Make an exact copy of the entries, and keep any pictures out of it.

Data supplied:
* * * *
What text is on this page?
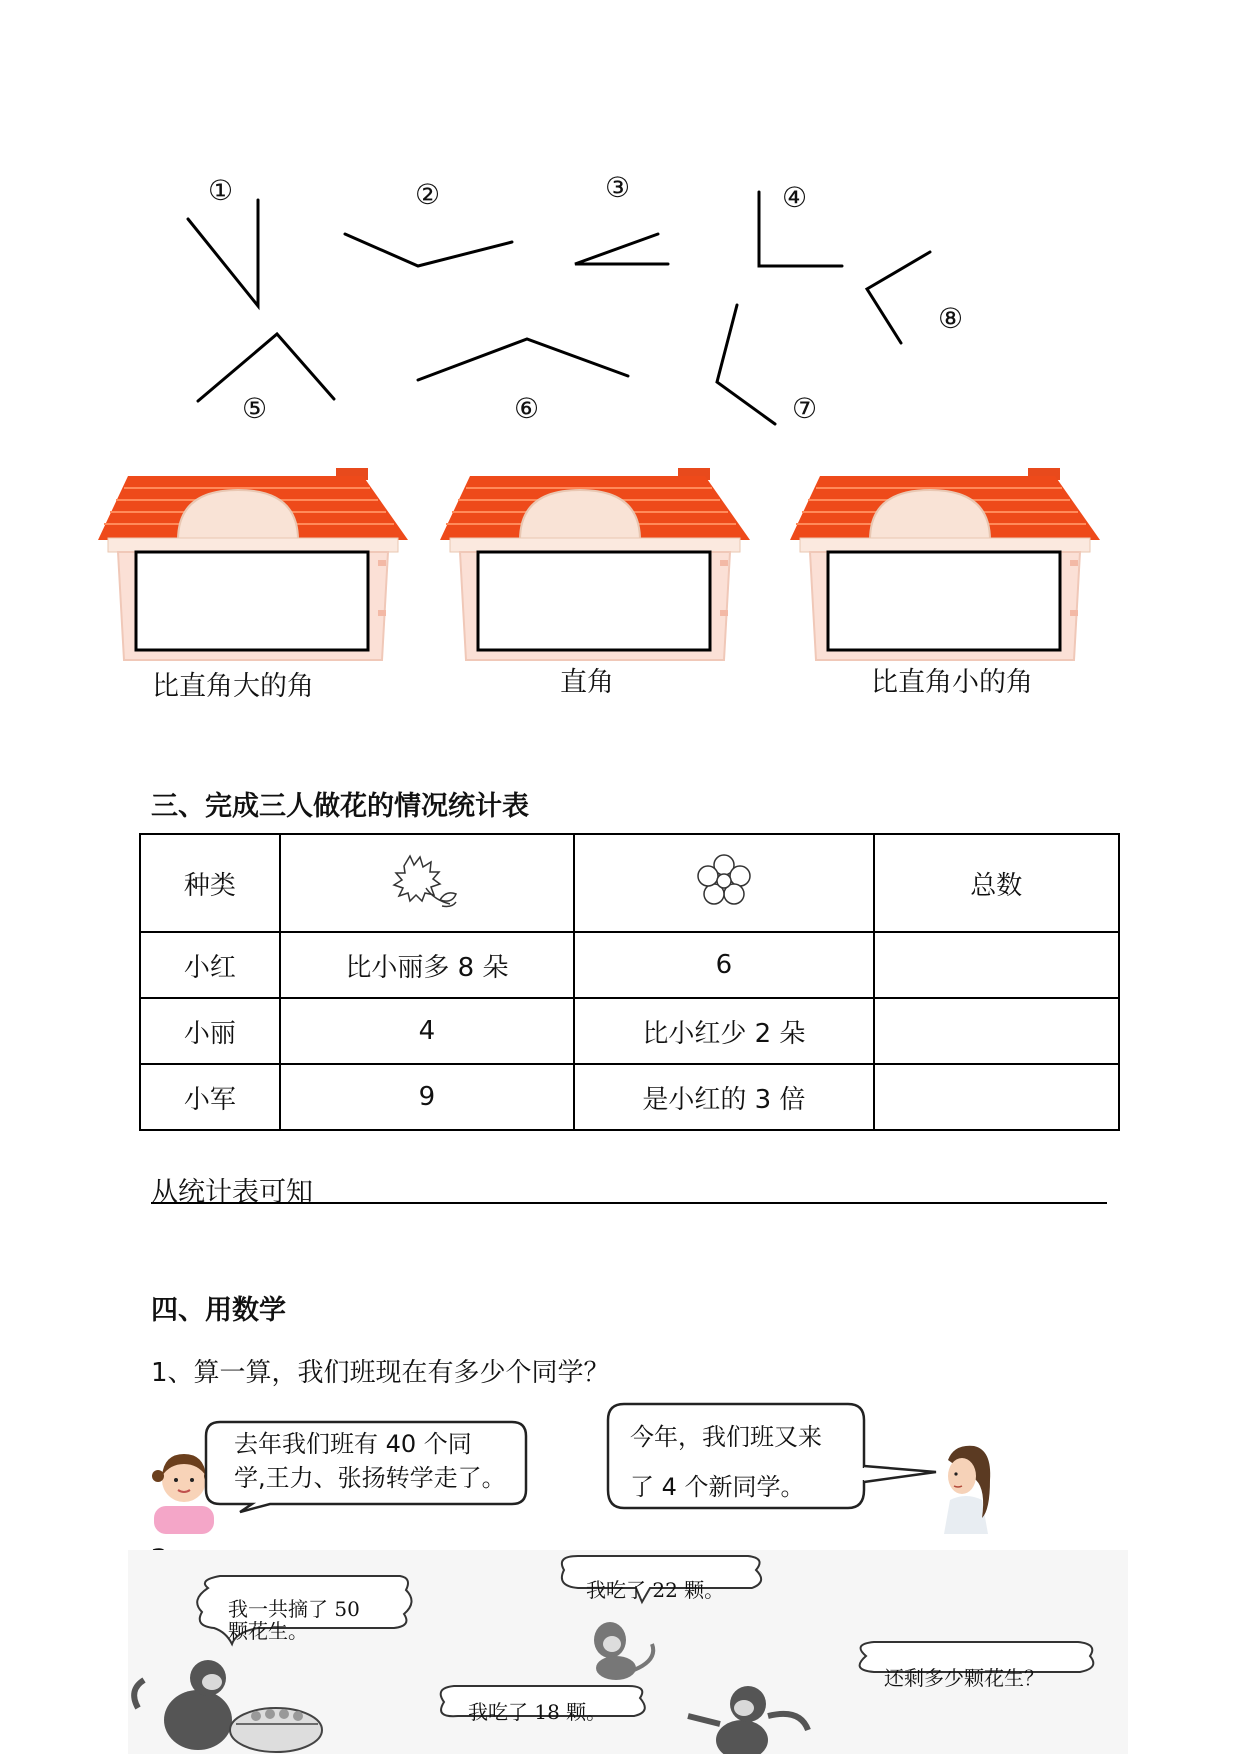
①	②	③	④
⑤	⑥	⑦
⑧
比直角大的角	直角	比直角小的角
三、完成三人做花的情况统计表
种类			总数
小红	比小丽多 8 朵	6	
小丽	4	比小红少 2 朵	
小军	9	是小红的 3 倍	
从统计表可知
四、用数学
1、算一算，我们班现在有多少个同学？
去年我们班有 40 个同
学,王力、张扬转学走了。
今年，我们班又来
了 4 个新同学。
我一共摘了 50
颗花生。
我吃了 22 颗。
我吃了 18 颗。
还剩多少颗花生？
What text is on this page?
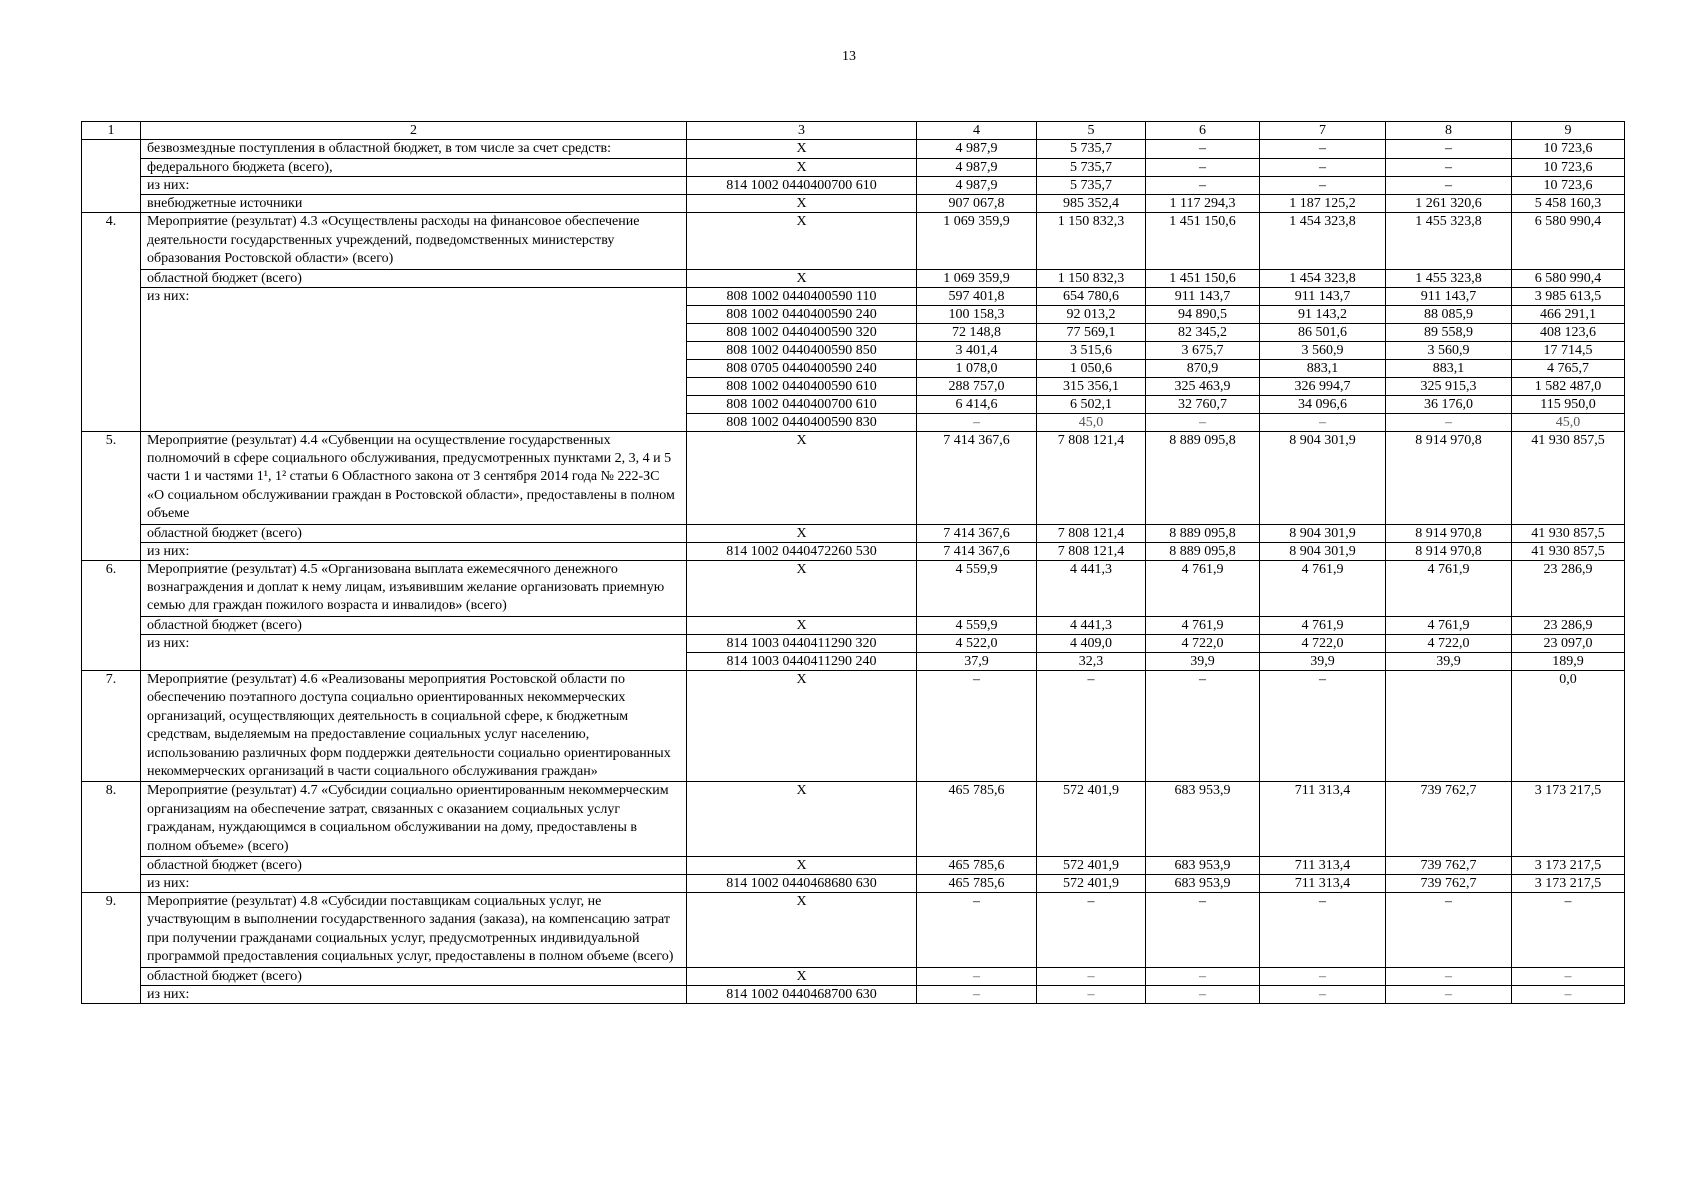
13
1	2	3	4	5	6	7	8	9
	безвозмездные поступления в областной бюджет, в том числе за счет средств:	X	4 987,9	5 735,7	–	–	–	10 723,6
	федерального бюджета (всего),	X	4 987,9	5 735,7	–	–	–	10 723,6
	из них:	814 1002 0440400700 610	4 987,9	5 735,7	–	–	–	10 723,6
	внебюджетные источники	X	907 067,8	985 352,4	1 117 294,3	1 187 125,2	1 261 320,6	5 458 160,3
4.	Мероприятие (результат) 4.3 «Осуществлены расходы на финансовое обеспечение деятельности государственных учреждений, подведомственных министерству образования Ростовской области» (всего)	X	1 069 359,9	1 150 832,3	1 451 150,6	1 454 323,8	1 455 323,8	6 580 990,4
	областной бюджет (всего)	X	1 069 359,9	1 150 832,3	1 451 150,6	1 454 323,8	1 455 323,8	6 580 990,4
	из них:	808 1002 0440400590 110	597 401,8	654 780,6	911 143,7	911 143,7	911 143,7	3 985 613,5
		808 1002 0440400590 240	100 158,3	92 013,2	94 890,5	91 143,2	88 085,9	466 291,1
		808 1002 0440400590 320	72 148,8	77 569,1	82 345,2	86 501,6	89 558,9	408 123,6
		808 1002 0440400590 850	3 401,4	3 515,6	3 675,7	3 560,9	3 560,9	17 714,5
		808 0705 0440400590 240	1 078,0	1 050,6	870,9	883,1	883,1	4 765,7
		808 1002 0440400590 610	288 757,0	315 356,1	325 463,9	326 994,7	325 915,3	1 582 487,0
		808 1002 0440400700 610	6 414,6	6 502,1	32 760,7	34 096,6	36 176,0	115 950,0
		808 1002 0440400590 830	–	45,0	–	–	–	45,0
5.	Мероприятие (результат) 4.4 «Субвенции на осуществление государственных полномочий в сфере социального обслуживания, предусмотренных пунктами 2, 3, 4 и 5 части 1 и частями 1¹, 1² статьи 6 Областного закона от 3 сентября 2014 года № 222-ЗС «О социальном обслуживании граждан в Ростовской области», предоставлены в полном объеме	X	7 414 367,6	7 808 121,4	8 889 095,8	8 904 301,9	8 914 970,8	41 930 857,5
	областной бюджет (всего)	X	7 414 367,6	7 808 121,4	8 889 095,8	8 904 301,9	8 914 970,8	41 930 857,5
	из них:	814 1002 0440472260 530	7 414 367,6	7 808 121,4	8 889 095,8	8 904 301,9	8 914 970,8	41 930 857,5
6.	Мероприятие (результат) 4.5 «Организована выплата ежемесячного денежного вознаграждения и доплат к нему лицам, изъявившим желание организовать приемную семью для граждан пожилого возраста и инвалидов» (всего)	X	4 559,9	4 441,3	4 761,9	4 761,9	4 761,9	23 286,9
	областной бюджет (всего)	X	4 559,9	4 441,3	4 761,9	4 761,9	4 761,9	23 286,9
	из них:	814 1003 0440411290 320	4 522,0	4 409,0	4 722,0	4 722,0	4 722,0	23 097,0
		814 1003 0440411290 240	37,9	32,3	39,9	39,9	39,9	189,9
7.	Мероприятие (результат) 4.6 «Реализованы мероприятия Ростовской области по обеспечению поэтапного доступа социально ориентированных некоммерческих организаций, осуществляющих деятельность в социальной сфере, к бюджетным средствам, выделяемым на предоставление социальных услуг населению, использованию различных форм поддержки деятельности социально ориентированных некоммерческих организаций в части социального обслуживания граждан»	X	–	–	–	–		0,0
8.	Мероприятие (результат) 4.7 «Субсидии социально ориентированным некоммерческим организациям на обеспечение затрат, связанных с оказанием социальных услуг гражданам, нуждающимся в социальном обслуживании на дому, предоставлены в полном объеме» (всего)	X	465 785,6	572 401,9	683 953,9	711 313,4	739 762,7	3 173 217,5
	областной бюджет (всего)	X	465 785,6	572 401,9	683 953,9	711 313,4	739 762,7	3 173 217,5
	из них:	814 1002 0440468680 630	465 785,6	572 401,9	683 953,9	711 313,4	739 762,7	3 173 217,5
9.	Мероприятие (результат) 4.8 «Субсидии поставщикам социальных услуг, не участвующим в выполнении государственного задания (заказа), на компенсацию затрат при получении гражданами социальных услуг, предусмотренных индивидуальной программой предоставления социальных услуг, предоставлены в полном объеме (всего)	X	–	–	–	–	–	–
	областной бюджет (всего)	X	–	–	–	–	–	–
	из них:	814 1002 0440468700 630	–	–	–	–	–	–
* * * *
Result:
What text is on this page?
①	②	③	④
⑤	⑥	⑦
⑧
比直角大的角	直角	比直角小的角
三、完成三人做花的情况统计表
种类			总数
小红	比小丽多 8 朵	6	
小丽	4	比小红少 2 朵	
小军	9	是小红的 3 倍	
从统计表可知
四、用数学
1、算一算，我们班现在有多少个同学？
去年我们班有 40 个同
学,王力、张扬转学走了。
今年，我们班又来
了 4 个新同学。
我一共摘了 50
颗花生。
我吃了 22 颗。
我吃了 18 颗。
还剩多少颗花生？
What text is on this page?
13
1	2	3	4	5	6	7	8	9
	безвозмездные поступления в областной бюджет, в том числе за счет средств:	X	4 987,9	5 735,7	–	–	–	10 723,6
	федерального бюджета (всего),	X	4 987,9	5 735,7	–	–	–	10 723,6
	из них:	814 1002 0440400700 610	4 987,9	5 735,7	–	–	–	10 723,6
	внебюджетные источники	X	907 067,8	985 352,4	1 117 294,3	1 187 125,2	1 261 320,6	5 458 160,3
4.	Мероприятие (результат) 4.3 «Осуществлены расходы на финансовое обеспечение деятельности государственных учреждений, подведомственных министерству образования Ростовской области» (всего)	X	1 069 359,9	1 150 832,3	1 451 150,6	1 454 323,8	1 455 323,8	6 580 990,4
	областной бюджет (всего)	X	1 069 359,9	1 150 832,3	1 451 150,6	1 454 323,8	1 455 323,8	6 580 990,4
	из них:	808 1002 0440400590 110	597 401,8	654 780,6	911 143,7	911 143,7	911 143,7	3 985 613,5
		808 1002 0440400590 240	100 158,3	92 013,2	94 890,5	91 143,2	88 085,9	466 291,1
		808 1002 0440400590 320	72 148,8	77 569,1	82 345,2	86 501,6	89 558,9	408 123,6
		808 1002 0440400590 850	3 401,4	3 515,6	3 675,7	3 560,9	3 560,9	17 714,5
		808 0705 0440400590 240	1 078,0	1 050,6	870,9	883,1	883,1	4 765,7
		808 1002 0440400590 610	288 757,0	315 356,1	325 463,9	326 994,7	325 915,3	1 582 487,0
		808 1002 0440400700 610	6 414,6	6 502,1	32 760,7	34 096,6	36 176,0	115 950,0
		808 1002 0440400590 830	–	45,0	–	–	–	45,0
5.	Мероприятие (результат) 4.4 «Субвенции на осуществление государственных полномочий в сфере социального обслуживания, предусмотренных пунктами 2, 3, 4 и 5 части 1 и частями 1¹, 1² статьи 6 Областного закона от 3 сентября 2014 года № 222-ЗС «О социальном обслуживании граждан в Ростовской области», предоставлены в полном объеме	X	7 414 367,6	7 808 121,4	8 889 095,8	8 904 301,9	8 914 970,8	41 930 857,5
	областной бюджет (всего)	X	7 414 367,6	7 808 121,4	8 889 095,8	8 904 301,9	8 914 970,8	41 930 857,5
	из них:	814 1002 0440472260 530	7 414 367,6	7 808 121,4	8 889 095,8	8 904 301,9	8 914 970,8	41 930 857,5
6.	Мероприятие (результат) 4.5 «Организована выплата ежемесячного денежного вознаграждения и доплат к нему лицам, изъявившим желание организовать приемную семью для граждан пожилого возраста и инвалидов» (всего)	X	4 559,9	4 441,3	4 761,9	4 761,9	4 761,9	23 286,9
	областной бюджет (всего)	X	4 559,9	4 441,3	4 761,9	4 761,9	4 761,9	23 286,9
	из них:	814 1003 0440411290 320	4 522,0	4 409,0	4 722,0	4 722,0	4 722,0	23 097,0
		814 1003 0440411290 240	37,9	32,3	39,9	39,9	39,9	189,9
7.	Мероприятие (результат) 4.6 «Реализованы мероприятия Ростовской области по обеспечению поэтапного доступа социально ориентированных некоммерческих организаций, осуществляющих деятельность в социальной сфере, к бюджетным средствам, выделяемым на предоставление социальных услуг населению, использованию различных форм поддержки деятельности социально ориентированных некоммерческих организаций в части социального обслуживания граждан»	X	–	–	–	–		0,0
8.	Мероприятие (результат) 4.7 «Субсидии социально ориентированным некоммерческим организациям на обеспечение затрат, связанных с оказанием социальных услуг гражданам, нуждающимся в социальном обслуживании на дому, предоставлены в полном объеме» (всего)	X	465 785,6	572 401,9	683 953,9	711 313,4	739 762,7	3 173 217,5
	областной бюджет (всего)	X	465 785,6	572 401,9	683 953,9	711 313,4	739 762,7	3 173 217,5
	из них:	814 1002 0440468680 630	465 785,6	572 401,9	683 953,9	711 313,4	739 762,7	3 173 217,5
9.	Мероприятие (результат) 4.8 «Субсидии поставщикам социальных услуг, не участвующим в выполнении государственного задания (заказа), на компенсацию затрат при получении гражданами социальных услуг, предусмотренных индивидуальной программой предоставления социальных услуг, предоставлены в полном объеме (всего)	X	–	–	–	–	–	–
	областной бюджет (всего)	X	–	–	–	–	–	–
	из них:	814 1002 0440468700 630	–	–	–	–	–	–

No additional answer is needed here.